On 5 Dec 2024, at 10:49, Stephan Bergmann <[email protected]> wrote:
Hi all,
Hi Stephan,
We are leveraging Qt's fine Wasm/Emscripten platform support in a project where
we compile LibreOffice with Emscripten to run in the browser
We need Emscripten's -sPROXY_TO_PTHREAD setting, which moves the application's
main thread off the browser main thread into a pthread, to which it transfers
any canvas DOM element as an OffscreenCanvas upfront). We need that, among
others, because the LibreOffice code wants to arbitrarily spawn further threads
from within event loop callbacks, something that would run into deadlocks
without -sPROXY_TO_PTHREAD.
This sounds like the (known) issue where blocking the main thread can prevent
the browser from servicing the secondary thread, and deadlock. If you can avoid
this then starting threads should work, so it might be worth revisiting.
In particular calling pthread_join() can prevent the browser from creating a
web worker for the thread, which is for sure a deadlock (I don’t know what the
LibreOffice code looks like here, though).

### [Source information]
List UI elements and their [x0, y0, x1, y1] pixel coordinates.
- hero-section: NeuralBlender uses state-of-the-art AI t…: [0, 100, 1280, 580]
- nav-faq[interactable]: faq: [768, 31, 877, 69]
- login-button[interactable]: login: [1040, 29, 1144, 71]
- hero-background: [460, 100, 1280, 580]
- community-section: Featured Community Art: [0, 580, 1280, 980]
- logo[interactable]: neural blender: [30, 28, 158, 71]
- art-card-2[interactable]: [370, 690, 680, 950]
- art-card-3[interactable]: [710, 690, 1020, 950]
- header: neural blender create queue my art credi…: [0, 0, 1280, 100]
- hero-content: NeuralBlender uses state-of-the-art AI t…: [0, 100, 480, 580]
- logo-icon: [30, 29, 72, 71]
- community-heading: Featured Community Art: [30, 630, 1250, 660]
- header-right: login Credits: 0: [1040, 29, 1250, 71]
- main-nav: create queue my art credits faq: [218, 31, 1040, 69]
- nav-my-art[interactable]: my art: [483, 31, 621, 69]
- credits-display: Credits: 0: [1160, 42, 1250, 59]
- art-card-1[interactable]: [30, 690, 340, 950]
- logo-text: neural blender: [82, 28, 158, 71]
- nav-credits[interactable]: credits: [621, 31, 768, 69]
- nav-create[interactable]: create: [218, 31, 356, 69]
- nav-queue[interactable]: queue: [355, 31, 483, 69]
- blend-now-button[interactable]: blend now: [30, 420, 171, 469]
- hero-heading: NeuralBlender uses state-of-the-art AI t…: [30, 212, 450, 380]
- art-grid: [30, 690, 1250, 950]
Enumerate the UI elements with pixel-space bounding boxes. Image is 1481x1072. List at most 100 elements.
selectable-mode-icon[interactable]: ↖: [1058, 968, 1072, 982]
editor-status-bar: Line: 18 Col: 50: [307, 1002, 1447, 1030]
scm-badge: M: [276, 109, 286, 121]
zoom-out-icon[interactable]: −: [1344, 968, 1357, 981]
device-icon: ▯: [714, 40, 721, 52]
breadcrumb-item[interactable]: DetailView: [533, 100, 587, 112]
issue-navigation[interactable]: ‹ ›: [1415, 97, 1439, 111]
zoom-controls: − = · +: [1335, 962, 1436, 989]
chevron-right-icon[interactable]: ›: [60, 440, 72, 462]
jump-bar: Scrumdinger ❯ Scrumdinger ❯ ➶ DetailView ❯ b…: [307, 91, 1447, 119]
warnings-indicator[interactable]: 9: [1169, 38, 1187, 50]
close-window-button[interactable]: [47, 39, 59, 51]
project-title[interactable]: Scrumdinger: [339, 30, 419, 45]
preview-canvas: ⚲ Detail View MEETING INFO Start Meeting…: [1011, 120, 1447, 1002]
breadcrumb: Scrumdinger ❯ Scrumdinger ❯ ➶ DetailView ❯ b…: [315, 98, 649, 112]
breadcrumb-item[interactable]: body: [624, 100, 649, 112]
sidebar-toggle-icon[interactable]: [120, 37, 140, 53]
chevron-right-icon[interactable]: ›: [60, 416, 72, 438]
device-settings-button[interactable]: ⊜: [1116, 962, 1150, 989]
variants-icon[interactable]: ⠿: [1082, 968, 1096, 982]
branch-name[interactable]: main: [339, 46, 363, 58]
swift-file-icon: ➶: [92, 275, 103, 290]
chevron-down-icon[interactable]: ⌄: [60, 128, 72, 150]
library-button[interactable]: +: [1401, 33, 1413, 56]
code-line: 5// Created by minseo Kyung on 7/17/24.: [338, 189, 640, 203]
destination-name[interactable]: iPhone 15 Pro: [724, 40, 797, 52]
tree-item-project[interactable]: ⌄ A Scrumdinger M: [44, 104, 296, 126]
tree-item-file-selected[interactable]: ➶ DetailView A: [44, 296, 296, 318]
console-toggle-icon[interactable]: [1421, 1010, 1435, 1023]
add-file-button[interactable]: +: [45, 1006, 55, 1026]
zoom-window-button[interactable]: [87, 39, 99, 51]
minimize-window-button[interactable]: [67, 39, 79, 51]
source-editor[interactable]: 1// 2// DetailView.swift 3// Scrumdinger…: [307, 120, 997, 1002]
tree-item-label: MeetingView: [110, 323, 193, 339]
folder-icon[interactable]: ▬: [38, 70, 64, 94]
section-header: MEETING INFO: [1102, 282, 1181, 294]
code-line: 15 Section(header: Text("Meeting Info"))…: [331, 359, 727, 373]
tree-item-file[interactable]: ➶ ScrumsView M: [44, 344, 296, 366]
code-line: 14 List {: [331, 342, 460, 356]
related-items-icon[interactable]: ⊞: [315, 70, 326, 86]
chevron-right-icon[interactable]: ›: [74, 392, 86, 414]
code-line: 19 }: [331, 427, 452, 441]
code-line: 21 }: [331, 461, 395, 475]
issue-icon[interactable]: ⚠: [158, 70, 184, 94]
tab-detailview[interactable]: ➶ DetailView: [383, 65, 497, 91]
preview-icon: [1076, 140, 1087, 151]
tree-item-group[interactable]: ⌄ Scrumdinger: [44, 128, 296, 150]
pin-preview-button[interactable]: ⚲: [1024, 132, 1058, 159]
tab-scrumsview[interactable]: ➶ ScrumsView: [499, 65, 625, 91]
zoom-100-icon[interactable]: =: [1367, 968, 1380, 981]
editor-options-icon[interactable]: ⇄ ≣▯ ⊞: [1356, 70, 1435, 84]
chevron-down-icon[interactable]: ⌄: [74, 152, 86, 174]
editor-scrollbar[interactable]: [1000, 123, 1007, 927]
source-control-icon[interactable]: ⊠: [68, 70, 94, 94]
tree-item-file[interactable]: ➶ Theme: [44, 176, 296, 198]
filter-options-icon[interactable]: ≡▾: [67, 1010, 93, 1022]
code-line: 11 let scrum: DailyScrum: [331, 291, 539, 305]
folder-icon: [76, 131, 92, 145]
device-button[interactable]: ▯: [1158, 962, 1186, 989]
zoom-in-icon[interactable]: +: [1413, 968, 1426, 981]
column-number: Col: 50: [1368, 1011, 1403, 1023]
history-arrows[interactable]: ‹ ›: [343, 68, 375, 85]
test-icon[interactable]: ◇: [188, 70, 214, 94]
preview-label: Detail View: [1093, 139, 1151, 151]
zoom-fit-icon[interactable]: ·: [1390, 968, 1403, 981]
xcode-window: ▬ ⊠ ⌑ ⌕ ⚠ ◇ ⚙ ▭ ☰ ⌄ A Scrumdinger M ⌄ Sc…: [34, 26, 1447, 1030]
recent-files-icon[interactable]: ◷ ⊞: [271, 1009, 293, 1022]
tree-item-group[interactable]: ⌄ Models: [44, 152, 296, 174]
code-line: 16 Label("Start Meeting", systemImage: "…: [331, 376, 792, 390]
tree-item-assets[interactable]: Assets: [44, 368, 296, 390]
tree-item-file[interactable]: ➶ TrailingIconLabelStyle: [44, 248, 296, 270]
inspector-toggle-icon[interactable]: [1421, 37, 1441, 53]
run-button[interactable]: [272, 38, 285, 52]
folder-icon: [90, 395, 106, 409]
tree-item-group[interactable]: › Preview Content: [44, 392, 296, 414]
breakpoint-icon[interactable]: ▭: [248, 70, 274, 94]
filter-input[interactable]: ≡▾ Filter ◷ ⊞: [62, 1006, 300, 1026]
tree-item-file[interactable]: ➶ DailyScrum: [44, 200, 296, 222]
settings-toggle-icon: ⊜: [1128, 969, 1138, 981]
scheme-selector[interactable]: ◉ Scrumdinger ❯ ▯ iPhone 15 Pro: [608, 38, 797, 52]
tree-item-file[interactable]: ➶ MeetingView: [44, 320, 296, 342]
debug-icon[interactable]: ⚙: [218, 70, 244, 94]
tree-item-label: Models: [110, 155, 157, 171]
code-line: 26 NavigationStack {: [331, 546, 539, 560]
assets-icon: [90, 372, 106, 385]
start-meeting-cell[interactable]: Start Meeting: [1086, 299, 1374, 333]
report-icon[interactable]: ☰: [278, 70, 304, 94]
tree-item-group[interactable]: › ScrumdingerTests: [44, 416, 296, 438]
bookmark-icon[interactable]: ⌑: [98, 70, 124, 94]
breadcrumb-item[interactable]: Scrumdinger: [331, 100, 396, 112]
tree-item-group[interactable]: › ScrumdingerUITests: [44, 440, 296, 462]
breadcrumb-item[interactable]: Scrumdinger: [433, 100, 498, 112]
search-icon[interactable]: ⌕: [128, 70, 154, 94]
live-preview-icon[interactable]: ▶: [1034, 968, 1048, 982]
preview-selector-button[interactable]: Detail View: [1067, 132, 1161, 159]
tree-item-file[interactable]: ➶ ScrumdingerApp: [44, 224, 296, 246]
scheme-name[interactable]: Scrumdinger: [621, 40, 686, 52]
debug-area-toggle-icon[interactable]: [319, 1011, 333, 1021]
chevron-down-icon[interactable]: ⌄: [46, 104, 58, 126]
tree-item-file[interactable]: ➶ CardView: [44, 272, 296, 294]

### [Problem 1]
In the email about running LibreOffice in the browser, which function call can keep the browser from creating a web worker for a thread?
### [Problem 2]
Continue the email about compiling LibreOffice with Emscripten from its last sentence onward.

### [Output 1]
pthread_join()

### [Output 2]
Qt does not appear to support -sPROXY_TO_PTHREAD out of the box. But for that
old Qt 5.15.2, it was relatively easy to patch things up: There was only a
single qtcanvas DOM element, so Emscripten can be instructed to transfer it
with -sOFFSCREENCAVNASES_TO_PTHRAD=#qtcanvas. And Qt code that accessed browser
functionality that is only available on the browser's main thread (so cannot be
accessed directly any more with -sPROXY_TO_PTHREAD) was relatively rare, and I
patched that up by sprinkling in some
emscripten_async_run_in_main_runtime_thread etc., and that appeared to mostly
work well enough.
Now, with recent Qt 6, things have apparently changed rather drastically.
There is no longer a single #qtcanvas DOM element, but each window is its own,
dynamically added canvas element, and interaction with browser functionality
that is only available on the browser's main thread has grown significantly.
To a point that I quickly gave up trying to carry my patching approach forward
:)
Yes, Qt 6 has definitively moved in a direction which makes PROXY_TO_PTHREAD
harder to support. We access native API directly and create <canvas> instances
on demand.
So, my question is what the general opinion here is regarding support for
Emscripten's -sPROXY_TO_PTHREAD in today's Qt 6. Has this been discussed
before? Is it considered something that you wouldn't want to support, or
something that would be supported if somebody set out to actually implement it,
or…?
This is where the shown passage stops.